**Exercise brief**
Keyword search on "stats": report each line of the records that contains it.

**Source information**
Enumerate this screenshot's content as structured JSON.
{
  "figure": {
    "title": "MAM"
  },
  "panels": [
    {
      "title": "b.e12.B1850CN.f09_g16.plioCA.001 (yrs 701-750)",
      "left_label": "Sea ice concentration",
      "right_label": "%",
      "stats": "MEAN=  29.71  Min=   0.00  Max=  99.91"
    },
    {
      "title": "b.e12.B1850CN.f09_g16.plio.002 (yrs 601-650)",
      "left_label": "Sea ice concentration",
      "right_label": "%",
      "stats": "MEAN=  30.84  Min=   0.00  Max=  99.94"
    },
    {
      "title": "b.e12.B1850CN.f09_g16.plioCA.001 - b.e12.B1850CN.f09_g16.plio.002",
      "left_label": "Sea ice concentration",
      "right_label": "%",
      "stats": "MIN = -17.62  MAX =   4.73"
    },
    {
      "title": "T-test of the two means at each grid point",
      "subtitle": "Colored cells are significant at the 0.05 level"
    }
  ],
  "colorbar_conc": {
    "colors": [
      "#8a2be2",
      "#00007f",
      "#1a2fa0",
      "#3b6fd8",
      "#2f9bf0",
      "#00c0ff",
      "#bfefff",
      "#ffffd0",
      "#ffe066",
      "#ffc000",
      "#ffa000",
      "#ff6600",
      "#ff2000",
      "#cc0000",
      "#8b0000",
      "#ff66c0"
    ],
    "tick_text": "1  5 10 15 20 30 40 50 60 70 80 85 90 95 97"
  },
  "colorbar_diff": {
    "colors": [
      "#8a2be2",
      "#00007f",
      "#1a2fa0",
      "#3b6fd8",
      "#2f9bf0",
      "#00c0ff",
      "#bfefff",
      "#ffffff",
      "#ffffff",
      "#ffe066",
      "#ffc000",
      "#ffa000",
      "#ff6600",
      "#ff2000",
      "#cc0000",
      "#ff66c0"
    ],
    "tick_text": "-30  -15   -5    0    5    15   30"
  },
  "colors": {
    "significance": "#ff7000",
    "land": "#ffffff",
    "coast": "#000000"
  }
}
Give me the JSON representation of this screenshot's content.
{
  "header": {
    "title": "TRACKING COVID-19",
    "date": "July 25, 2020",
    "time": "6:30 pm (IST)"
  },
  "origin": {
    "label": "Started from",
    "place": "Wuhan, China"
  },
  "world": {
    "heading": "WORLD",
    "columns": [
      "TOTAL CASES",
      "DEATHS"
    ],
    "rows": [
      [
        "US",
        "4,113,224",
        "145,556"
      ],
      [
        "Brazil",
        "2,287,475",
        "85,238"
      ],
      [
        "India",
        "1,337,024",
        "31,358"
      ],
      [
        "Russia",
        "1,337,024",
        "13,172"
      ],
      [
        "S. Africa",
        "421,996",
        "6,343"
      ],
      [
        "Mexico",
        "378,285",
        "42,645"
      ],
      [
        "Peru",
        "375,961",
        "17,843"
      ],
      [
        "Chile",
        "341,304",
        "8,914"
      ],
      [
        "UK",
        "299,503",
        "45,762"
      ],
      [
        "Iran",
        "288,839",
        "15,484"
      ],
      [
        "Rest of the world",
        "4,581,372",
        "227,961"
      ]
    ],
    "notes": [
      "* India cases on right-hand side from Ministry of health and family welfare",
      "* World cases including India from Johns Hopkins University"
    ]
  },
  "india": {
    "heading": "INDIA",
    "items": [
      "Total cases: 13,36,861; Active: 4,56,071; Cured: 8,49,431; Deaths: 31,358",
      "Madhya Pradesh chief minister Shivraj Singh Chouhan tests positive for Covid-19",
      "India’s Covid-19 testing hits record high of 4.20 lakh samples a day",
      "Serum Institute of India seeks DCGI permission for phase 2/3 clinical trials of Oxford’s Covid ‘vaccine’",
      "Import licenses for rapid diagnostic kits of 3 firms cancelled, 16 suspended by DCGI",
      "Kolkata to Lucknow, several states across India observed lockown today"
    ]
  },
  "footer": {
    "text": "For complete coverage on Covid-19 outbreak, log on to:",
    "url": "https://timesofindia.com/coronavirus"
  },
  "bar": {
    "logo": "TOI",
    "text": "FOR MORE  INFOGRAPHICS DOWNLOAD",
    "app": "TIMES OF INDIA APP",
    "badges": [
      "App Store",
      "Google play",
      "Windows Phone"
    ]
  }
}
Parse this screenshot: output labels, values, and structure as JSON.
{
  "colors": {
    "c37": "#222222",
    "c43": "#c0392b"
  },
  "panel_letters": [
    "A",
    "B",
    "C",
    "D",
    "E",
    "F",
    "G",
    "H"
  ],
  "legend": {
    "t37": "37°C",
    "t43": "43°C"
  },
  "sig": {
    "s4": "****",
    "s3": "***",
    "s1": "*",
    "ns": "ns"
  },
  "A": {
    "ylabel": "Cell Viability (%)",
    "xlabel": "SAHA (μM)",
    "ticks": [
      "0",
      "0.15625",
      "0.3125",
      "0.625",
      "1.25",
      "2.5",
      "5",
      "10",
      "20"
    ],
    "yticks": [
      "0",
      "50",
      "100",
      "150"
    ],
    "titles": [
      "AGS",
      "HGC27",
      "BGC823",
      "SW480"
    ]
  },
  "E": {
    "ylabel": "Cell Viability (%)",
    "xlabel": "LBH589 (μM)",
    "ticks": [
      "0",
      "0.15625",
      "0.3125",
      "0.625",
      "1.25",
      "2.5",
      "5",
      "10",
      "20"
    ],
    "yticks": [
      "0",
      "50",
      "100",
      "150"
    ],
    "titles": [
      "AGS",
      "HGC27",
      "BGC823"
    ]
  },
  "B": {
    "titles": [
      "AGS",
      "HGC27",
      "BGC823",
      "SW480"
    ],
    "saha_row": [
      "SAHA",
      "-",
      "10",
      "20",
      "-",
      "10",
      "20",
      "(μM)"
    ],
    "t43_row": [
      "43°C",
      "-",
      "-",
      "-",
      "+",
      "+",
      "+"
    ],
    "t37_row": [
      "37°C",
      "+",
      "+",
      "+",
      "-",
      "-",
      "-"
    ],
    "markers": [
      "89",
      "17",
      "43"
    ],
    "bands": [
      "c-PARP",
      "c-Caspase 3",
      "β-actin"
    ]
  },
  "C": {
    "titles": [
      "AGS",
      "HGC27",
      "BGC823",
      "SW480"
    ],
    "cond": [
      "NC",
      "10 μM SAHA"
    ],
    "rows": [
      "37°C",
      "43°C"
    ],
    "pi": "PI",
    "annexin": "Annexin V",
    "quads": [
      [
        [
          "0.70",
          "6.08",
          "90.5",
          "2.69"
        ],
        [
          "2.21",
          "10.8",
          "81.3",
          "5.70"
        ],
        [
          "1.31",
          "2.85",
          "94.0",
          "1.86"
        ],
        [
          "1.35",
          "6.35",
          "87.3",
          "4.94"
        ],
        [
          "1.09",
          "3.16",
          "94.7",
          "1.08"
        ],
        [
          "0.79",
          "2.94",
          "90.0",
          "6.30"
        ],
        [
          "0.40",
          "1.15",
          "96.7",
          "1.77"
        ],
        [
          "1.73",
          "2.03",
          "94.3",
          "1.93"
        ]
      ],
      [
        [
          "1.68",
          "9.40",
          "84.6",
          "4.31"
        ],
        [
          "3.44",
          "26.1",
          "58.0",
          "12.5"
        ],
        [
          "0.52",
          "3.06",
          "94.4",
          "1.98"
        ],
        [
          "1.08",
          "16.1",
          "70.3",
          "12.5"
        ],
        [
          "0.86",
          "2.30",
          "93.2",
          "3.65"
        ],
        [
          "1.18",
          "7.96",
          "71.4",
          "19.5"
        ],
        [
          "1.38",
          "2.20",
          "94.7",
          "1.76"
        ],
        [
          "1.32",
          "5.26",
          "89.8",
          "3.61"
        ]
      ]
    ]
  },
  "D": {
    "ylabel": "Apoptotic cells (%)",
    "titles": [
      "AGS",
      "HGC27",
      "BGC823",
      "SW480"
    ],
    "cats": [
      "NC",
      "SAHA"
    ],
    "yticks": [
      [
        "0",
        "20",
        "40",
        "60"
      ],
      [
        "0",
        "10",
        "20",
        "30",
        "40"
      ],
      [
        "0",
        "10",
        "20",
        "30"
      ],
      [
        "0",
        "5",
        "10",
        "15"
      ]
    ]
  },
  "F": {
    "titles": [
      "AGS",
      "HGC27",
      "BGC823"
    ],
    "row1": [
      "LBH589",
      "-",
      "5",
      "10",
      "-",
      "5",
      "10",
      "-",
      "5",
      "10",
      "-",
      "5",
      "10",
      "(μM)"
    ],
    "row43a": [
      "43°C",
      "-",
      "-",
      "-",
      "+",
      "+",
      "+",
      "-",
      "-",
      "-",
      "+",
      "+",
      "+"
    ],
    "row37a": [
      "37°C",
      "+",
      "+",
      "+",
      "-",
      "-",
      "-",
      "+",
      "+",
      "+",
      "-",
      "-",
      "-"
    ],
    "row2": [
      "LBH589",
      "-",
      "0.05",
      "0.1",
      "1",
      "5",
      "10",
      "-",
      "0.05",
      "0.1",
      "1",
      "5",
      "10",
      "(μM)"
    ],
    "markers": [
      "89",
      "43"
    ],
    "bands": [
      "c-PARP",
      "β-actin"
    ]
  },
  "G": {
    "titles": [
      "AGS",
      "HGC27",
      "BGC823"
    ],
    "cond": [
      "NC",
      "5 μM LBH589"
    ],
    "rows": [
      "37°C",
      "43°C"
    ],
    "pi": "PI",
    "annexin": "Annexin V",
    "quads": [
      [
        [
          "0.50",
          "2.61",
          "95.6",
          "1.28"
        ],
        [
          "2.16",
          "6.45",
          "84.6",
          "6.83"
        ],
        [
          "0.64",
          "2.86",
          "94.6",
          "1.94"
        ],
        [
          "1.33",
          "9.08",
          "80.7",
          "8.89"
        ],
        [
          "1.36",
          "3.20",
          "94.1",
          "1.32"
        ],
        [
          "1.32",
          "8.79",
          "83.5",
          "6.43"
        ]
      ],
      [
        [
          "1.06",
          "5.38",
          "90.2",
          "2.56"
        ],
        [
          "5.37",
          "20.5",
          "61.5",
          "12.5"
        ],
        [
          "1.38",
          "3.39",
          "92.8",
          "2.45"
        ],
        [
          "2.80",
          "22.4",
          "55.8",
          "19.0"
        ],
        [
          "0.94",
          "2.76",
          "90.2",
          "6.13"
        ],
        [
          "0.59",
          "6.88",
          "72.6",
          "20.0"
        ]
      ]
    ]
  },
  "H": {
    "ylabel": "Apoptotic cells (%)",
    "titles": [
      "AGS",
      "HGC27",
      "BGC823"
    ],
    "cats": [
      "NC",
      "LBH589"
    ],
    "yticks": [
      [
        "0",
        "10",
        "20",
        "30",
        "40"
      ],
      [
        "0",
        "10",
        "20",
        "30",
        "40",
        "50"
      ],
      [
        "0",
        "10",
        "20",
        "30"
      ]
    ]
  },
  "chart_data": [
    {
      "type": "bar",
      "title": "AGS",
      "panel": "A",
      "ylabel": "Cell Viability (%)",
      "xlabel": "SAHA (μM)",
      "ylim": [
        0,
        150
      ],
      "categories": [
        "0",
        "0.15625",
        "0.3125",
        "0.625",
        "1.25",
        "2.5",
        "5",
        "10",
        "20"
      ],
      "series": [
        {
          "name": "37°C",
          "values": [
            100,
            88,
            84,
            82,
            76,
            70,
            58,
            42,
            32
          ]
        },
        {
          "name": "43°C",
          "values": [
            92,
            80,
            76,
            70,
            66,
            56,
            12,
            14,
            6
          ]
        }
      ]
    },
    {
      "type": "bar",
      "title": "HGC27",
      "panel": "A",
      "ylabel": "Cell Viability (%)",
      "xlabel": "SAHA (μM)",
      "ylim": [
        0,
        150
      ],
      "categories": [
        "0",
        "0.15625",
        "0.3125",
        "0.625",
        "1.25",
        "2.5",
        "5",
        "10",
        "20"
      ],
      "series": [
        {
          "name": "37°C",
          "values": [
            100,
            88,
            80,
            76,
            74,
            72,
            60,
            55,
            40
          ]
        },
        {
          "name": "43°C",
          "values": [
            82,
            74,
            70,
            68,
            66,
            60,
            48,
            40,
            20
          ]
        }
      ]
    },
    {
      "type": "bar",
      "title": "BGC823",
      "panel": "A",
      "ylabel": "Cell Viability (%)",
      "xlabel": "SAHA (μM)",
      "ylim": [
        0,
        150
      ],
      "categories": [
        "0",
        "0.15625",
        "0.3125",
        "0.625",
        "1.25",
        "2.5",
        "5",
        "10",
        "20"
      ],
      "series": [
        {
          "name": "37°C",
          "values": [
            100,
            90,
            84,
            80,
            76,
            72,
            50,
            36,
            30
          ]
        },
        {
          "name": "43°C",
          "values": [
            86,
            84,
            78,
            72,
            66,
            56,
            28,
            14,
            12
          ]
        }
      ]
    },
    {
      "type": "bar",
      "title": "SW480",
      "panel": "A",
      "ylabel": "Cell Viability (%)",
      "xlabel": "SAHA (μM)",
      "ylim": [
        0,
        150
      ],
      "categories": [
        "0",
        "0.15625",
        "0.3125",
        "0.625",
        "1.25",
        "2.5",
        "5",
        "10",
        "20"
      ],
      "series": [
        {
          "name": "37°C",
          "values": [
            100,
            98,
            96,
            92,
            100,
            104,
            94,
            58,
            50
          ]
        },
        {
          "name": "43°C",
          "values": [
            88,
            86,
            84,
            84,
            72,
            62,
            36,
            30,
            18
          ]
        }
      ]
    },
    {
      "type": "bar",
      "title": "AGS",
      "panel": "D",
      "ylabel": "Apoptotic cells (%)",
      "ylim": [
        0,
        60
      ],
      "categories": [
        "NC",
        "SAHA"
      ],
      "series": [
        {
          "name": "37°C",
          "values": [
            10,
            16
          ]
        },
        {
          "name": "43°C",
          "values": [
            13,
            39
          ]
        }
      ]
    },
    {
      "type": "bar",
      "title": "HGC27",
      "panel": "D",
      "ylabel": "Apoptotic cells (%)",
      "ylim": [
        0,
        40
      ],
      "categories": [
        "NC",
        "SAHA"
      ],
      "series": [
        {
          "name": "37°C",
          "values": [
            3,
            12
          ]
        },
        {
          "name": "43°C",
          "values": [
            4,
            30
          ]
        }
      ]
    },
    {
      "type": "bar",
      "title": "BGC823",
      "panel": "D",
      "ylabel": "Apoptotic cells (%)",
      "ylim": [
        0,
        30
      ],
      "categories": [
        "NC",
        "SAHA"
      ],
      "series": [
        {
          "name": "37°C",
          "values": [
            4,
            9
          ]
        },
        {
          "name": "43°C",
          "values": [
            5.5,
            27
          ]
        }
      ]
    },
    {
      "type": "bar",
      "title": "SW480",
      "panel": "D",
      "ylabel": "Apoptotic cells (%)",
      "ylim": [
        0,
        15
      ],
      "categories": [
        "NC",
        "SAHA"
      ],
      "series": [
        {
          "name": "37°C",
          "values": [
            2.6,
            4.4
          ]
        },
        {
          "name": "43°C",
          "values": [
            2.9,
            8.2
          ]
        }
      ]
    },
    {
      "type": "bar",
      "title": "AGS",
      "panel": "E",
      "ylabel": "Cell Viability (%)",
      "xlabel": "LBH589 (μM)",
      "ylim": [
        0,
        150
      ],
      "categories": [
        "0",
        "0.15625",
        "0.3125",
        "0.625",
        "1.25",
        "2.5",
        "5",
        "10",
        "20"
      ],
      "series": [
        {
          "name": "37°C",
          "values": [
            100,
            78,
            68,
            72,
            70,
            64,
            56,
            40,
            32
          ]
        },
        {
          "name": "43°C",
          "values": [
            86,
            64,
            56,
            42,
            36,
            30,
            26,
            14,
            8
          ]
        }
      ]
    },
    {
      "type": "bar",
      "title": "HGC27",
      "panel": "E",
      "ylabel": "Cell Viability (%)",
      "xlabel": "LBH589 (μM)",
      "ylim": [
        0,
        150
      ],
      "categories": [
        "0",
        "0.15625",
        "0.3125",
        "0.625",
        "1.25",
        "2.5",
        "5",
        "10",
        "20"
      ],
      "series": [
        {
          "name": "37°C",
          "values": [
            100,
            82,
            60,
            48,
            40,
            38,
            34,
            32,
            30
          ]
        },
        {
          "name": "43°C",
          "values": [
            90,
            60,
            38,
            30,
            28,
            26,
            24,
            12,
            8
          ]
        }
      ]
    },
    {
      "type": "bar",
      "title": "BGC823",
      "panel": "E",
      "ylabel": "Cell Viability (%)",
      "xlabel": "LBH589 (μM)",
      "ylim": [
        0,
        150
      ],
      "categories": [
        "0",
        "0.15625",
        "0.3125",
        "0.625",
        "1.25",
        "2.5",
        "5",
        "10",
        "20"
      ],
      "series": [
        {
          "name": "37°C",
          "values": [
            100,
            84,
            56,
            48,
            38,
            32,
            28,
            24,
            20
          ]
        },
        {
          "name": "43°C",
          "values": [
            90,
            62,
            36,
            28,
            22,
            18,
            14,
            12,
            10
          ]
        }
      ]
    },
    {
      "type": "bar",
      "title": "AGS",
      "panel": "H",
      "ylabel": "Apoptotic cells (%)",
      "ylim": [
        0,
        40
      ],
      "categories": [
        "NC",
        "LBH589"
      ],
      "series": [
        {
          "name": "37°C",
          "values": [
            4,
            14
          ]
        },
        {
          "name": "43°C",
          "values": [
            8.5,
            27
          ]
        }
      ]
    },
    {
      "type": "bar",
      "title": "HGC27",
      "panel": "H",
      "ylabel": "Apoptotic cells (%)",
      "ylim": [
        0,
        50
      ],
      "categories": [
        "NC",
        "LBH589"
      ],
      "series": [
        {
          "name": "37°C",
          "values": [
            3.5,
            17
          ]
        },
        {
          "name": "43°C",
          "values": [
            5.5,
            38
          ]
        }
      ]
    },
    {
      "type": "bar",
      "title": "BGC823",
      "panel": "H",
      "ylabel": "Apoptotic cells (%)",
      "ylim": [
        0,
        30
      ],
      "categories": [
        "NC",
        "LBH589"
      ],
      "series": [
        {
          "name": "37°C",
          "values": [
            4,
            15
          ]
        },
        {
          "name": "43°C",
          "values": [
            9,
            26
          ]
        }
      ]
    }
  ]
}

**Expected answer**
      "stats": "MEAN=  29.71  Min=   0.00  Max=  99.91"
      "stats": "MEAN=  30.84  Min=   0.00  Max=  99.94"
      "stats": "MIN = -17.62  MAX =   4.73"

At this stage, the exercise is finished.